* [Exercise brief] Please rewrite the entries, from the first line through the line that contains "radio-bullet-icon (13, 614, 23, 624)", as a JSON list of strings with one string per line and no blank lines.

═════ Data for this task

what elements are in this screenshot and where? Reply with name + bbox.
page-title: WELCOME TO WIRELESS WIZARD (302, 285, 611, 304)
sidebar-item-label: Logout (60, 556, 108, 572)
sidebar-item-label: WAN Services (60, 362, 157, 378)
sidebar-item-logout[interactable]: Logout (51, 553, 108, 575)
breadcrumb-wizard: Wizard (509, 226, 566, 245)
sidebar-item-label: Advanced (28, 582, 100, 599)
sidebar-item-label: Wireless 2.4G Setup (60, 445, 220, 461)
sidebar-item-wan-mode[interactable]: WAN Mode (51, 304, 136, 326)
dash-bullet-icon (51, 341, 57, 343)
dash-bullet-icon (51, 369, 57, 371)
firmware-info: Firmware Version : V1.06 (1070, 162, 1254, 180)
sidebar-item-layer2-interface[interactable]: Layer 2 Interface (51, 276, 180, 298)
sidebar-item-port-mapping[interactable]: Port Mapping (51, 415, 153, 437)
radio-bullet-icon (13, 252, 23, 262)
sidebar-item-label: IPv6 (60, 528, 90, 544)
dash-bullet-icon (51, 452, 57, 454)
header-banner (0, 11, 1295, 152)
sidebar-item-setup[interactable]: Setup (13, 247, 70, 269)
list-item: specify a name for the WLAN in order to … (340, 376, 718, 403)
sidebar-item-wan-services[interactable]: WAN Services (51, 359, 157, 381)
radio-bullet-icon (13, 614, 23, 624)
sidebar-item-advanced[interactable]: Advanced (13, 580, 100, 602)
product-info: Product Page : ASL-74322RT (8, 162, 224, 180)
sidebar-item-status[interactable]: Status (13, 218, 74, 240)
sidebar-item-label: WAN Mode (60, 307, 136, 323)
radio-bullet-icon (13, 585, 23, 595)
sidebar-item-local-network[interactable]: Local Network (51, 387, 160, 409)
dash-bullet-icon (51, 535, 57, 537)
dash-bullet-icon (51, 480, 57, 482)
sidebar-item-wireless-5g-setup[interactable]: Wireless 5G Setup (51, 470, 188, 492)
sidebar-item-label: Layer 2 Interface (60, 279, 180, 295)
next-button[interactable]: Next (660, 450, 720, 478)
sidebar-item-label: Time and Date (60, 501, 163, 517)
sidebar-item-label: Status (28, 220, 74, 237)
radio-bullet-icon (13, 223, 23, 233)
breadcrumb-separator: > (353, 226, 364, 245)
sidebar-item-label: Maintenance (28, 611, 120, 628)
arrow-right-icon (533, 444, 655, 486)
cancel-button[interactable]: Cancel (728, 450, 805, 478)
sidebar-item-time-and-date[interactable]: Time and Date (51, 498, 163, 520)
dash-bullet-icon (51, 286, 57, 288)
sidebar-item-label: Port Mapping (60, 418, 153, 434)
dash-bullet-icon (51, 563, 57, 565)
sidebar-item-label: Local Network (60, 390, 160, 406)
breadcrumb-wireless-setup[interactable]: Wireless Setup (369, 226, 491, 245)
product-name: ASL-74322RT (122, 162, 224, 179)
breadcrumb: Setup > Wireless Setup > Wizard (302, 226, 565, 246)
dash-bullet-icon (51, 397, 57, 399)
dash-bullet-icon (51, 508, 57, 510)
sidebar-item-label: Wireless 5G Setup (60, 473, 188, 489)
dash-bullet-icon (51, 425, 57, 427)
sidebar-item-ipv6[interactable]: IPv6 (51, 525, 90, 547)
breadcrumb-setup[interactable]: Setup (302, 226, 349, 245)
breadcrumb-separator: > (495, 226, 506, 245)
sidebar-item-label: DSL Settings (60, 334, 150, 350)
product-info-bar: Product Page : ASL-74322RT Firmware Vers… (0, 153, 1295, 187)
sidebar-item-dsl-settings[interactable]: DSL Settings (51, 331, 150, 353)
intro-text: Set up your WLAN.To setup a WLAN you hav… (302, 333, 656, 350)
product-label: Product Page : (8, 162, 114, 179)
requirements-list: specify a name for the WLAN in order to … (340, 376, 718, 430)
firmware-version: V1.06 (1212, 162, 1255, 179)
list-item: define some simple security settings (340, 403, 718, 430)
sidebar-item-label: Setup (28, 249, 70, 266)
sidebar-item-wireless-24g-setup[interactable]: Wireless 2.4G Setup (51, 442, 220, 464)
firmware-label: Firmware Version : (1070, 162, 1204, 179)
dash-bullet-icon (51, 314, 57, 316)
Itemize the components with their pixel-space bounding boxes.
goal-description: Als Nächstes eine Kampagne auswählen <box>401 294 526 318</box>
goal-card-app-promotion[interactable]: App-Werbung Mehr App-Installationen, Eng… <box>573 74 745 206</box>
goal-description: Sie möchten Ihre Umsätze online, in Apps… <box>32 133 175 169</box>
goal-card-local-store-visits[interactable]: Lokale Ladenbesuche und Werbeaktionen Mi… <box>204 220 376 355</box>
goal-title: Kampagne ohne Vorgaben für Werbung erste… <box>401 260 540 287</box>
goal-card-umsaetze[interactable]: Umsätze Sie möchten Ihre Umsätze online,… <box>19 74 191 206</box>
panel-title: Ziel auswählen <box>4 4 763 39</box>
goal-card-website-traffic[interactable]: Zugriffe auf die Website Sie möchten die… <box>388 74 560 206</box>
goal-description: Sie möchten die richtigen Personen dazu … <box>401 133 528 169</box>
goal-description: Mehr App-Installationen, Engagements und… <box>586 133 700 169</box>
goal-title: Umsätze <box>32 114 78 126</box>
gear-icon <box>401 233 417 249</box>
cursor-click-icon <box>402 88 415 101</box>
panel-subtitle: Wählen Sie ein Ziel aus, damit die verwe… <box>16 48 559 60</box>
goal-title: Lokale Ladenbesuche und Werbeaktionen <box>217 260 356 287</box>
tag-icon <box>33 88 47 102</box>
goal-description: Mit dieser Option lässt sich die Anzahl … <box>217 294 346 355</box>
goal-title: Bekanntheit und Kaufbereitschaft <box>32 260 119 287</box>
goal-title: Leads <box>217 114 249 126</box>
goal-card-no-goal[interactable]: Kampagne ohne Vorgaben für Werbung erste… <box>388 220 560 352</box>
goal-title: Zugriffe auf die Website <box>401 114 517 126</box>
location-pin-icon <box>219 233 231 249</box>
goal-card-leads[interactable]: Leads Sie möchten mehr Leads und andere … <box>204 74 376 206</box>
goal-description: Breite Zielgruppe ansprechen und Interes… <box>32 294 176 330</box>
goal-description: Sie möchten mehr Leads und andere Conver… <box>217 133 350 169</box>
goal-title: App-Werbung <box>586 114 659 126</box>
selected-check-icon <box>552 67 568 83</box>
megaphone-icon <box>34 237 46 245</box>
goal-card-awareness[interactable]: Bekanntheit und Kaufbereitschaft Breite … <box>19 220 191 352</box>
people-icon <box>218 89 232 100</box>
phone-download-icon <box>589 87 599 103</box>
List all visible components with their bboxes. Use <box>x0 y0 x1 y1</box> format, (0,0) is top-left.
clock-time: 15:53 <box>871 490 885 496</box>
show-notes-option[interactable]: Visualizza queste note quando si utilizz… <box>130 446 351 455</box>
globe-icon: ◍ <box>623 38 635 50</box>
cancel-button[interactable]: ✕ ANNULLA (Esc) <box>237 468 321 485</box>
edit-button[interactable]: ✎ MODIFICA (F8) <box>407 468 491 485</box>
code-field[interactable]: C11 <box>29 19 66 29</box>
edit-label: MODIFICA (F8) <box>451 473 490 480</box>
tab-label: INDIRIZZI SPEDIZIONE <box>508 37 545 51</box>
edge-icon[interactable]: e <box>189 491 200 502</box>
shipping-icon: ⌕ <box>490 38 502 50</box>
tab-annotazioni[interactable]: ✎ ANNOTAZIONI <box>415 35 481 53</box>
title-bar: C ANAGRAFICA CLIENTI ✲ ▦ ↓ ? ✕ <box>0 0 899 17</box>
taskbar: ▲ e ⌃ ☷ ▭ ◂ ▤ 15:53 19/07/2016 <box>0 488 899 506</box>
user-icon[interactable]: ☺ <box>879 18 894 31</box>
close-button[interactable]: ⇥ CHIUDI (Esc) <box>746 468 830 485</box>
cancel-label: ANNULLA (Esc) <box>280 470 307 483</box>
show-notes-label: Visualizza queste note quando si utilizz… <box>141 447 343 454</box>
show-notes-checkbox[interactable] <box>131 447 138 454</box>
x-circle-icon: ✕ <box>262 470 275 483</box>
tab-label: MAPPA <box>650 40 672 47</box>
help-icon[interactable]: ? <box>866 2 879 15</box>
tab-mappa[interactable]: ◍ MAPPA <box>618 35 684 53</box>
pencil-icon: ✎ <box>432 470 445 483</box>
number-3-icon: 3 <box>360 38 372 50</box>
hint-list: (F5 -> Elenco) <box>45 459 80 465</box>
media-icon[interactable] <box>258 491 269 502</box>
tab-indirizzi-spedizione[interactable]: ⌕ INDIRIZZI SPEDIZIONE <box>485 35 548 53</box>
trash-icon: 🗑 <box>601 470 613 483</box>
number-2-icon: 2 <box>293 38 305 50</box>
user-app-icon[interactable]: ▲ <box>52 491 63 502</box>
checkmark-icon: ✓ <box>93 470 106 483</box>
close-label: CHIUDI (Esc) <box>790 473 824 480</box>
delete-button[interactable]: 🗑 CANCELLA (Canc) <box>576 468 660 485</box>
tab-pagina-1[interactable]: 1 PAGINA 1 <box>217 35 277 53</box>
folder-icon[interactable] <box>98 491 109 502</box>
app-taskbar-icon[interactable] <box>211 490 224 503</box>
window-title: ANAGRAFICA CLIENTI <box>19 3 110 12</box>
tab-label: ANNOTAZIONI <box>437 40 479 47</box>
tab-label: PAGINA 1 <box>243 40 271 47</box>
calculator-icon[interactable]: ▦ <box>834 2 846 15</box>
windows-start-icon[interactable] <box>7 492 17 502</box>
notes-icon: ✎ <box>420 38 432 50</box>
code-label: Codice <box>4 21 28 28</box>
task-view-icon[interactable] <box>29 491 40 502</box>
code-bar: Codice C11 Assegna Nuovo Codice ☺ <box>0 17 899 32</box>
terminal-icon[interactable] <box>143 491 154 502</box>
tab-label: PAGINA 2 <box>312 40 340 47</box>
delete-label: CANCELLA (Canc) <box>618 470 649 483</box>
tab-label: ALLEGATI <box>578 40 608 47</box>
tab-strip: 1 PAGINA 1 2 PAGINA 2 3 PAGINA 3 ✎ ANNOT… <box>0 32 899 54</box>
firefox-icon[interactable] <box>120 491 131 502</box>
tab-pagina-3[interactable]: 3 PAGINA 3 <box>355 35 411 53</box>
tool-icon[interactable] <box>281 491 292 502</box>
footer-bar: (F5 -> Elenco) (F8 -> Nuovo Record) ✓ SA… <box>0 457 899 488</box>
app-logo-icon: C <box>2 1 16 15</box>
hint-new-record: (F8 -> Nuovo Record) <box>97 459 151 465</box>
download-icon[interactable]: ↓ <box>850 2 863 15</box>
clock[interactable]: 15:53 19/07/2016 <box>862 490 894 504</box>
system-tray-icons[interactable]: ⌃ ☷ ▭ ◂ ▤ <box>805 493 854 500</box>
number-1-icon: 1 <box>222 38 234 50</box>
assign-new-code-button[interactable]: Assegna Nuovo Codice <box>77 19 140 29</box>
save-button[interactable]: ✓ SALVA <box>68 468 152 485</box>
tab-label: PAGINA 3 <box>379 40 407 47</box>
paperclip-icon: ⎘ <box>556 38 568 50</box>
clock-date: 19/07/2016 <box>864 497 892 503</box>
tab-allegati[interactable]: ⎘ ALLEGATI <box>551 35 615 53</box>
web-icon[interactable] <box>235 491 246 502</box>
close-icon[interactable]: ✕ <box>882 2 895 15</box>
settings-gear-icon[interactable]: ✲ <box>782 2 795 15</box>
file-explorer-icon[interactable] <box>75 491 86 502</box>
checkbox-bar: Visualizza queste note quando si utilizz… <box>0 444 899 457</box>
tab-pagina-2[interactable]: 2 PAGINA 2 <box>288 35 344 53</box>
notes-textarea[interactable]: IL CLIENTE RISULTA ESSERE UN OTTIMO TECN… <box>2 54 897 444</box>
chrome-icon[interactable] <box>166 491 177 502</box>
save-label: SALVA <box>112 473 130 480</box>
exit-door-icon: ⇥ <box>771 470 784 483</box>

══════════

* [Output for this task]
[
  "what elements are in this screenshot and where? Reply with name + bbox.",
  "page-title: WELCOME TO WIRELESS WIZARD (302, 285, 611, 304)",
  "sidebar-item-label: Logout (60, 556, 108, 572)",
  "sidebar-item-label: WAN Services (60, 362, 157, 378)",
  "sidebar-item-logout[interactable]: Logout (51, 553, 108, 575)",
  "breadcrumb-wizard: Wizard (509, 226, 566, 245)",
  "sidebar-item-label: Advanced (28, 582, 100, 599)",
  "sidebar-item-label: Wireless 2.4G Setup (60, 445, 220, 461)",
  "sidebar-item-wan-mode[interactable]: WAN Mode (51, 304, 136, 326)",
  "dash-bullet-icon (51, 341, 57, 343)",
  "dash-bullet-icon (51, 369, 57, 371)",
  "firmware-info: Firmware Version : V1.06 (1070, 162, 1254, 180)",
  "sidebar-item-layer2-interface[interactable]: Layer 2 Interface (51, 276, 180, 298)",
  "sidebar-item-port-mapping[interactable]: Port Mapping (51, 415, 153, 437)",
  "radio-bullet-icon (13, 252, 23, 262)",
  "sidebar-item-label: IPv6 (60, 528, 90, 544)",
  "dash-bullet-icon (51, 452, 57, 454)",
  "header-banner (0, 11, 1295, 152)",
  "sidebar-item-setup[interactable]: Setup (13, 247, 70, 269)",
  "list-item: specify a name for the WLAN in order to … (340, 376, 718, 403)",
  "sidebar-item-wan-services[interactable]: WAN Services (51, 359, 157, 381)",
  "radio-bullet-icon (13, 614, 23, 624)"
]